* Begin Entries supplied *

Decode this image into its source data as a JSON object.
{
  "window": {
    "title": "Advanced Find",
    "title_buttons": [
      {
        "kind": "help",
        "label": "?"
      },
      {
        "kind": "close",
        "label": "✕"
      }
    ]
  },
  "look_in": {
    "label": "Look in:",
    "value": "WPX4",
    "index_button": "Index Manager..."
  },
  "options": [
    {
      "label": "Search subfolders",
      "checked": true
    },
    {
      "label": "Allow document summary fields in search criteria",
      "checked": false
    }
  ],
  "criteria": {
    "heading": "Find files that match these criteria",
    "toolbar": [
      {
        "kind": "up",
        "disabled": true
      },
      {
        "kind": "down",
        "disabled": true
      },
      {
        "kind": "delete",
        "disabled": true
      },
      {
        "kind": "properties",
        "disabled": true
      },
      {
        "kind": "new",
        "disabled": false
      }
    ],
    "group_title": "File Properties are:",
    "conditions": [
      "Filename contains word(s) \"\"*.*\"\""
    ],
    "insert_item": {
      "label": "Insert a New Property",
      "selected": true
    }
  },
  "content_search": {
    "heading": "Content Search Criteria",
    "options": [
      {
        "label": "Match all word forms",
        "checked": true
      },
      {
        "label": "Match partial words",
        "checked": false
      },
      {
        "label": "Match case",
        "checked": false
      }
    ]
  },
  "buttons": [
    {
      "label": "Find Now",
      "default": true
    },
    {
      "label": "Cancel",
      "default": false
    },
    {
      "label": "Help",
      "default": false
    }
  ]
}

* End Entries supplied *

-- Your instructions --
Retype all of the material, keeping each line exact.

-- Finished answer --
Decode this image into its source data as a JSON object.
{
  "window": {
    "title": "Advanced Find",
    "title_buttons": [
      {
        "kind": "help",
        "label": "?"
      },
      {
        "kind": "close",
        "label": "✕"
      }
    ]
  },
  "look_in": {
    "label": "Look in:",
    "value": "WPX4",
    "index_button": "Index Manager..."
  },
  "options": [
    {
      "label": "Search subfolders",
      "checked": true
    },
    {
      "label": "Allow document summary fields in search criteria",
      "checked": false
    }
  ],
  "criteria": {
    "heading": "Find files that match these criteria",
    "toolbar": [
      {
        "kind": "up",
        "disabled": true
      },
      {
        "kind": "down",
        "disabled": true
      },
      {
        "kind": "delete",
        "disabled": true
      },
      {
        "kind": "properties",
        "disabled": true
      },
      {
        "kind": "new",
        "disabled": false
      }
    ],
    "group_title": "File Properties are:",
    "conditions": [
      "Filename contains word(s) \"\"*.*\"\""
    ],
    "insert_item": {
      "label": "Insert a New Property",
      "selected": true
    }
  },
  "content_search": {
    "heading": "Content Search Criteria",
    "options": [
      {
        "label": "Match all word forms",
        "checked": true
      },
      {
        "label": "Match partial words",
        "checked": false
      },
      {
        "label": "Match case",
        "checked": false
      }
    ]
  },
  "buttons": [
    {
      "label": "Find Now",
      "default": true
    },
    {
      "label": "Cancel",
      "default": false
    },
    {
      "label": "Help",
      "default": false
    }
  ]
}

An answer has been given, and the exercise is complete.